> **Dataset items**:
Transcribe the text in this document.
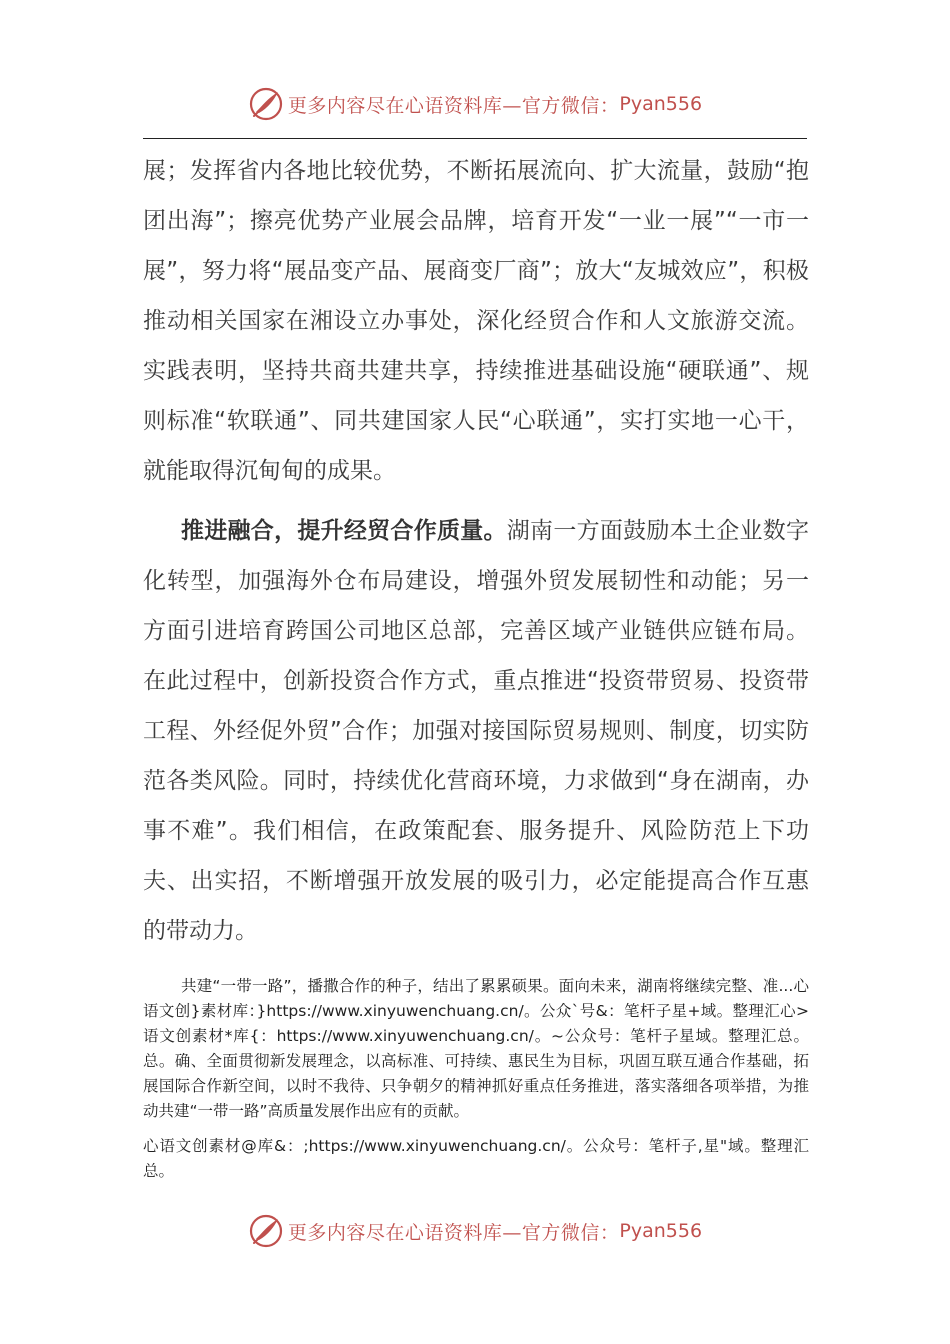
更多内容尽在心语资料库—官方微信： Pyan556

展；发挥省内各地比较优势，不断拓展流向、扩大流量，鼓励“抱团出海”；擦亮优势产业展会品牌，培育开发“一业一展”“一市一展”，努力将“展品变产品、展商变厂商”；放大“友城效应”，积极推动相关国家在湘设立办事处，深化经贸合作和人文旅游交流。实践表明，坚持共商共建共享，持续推进基础设施“硬联通”、规则标准“软联通”、同共建国家人民“心联通”，实打实地一心干，就能取得沉甸甸的成果。

推进融合，提升经贸合作质量。湖南一方面鼓励本土企业数字化转型，加强海外仓布局建设，增强外贸发展韧性和动能；另一方面引进培育跨国公司地区总部，完善区域产业链供应链布局。在此过程中，创新投资合作方式，重点推进“投资带贸易、投资带工程、外经促外贸”合作；加强对接国际贸易规则、制度，切实防范各类风险。同时，持续优化营商环境，力求做到“身在湖南，办事不难”。我们相信，在政策配套、服务提升、风险防范上下功夫、出实招，不断增强开放发展的吸引力，必定能提高合作互惠的带动力。

共建“一带一路”，播撒合作的种子，结出了累累硕果。面向未来，湖南将继续完整、准...心语文创}素材库：}https://www.xinyuwenchuang.cn/。公众`号&：笔杆子星+域。整理汇心>语文创素材*库{：https://www.xinyuwenchuang.cn/。~公众号：笔杆子星域。整理汇总。总。确、全面贯彻新发展理念，以高标准、可持续、惠民生为目标，巩固互联互通合作基础，拓展国际合作新空间，以时不我待、只争朝夕的精神抓好重点任务推进，落实落细各项举措，为推动共建“一带一路”高质量发展作出应有的贡献。

心语文创素材@库&：;https://www.xinyuwenchuang.cn/。公众号：笔杆子,星"域。整理汇总。

更多内容尽在心语资料库—官方微信： Pyan556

> **Exercise goal**:
Write out all the records again, exactly, minus any pictures.

> **Task response**:
Transcribe the text in this document.
更多内容尽在心语资料库—官方微信： Pyan556

展；发挥省内各地比较优势，不断拓展流向、扩大流量，鼓励“抱团出海”；擦亮优势产业展会品牌，培育开发“一业一展”“一市一展”，努力将“展品变产品、展商变厂商”；放大“友城效应”，积极推动相关国家在湘设立办事处，深化经贸合作和人文旅游交流。实践表明，坚持共商共建共享，持续推进基础设施“硬联通”、规则标准“软联通”、同共建国家人民“心联通”，实打实地一心干，就能取得沉甸甸的成果。

推进融合，提升经贸合作质量。湖南一方面鼓励本土企业数字化转型，加强海外仓布局建设，增强外贸发展韧性和动能；另一方面引进培育跨国公司地区总部，完善区域产业链供应链布局。在此过程中，创新投资合作方式，重点推进“投资带贸易、投资带工程、外经促外贸”合作；加强对接国际贸易规则、制度，切实防范各类风险。同时，持续优化营商环境，力求做到“身在湖南，办事不难”。我们相信，在政策配套、服务提升、风险防范上下功夫、出实招，不断增强开放发展的吸引力，必定能提高合作互惠的带动力。

共建“一带一路”，播撒合作的种子，结出了累累硕果。面向未来，湖南将继续完整、准...心语文创}素材库：}https://www.xinyuwenchuang.cn/。公众`号&：笔杆子星+域。整理汇心>语文创素材*库{：https://www.xinyuwenchuang.cn/。~公众号：笔杆子星域。整理汇总。总。确、全面贯彻新发展理念，以高标准、可持续、惠民生为目标，巩固互联互通合作基础，拓展国际合作新空间，以时不我待、只争朝夕的精神抓好重点任务推进，落实落细各项举措，为推动共建“一带一路”高质量发展作出应有的贡献。

心语文创素材@库&：;https://www.xinyuwenchuang.cn/。公众号：笔杆子,星"域。整理汇总。

更多内容尽在心语资料库—官方微信： Pyan556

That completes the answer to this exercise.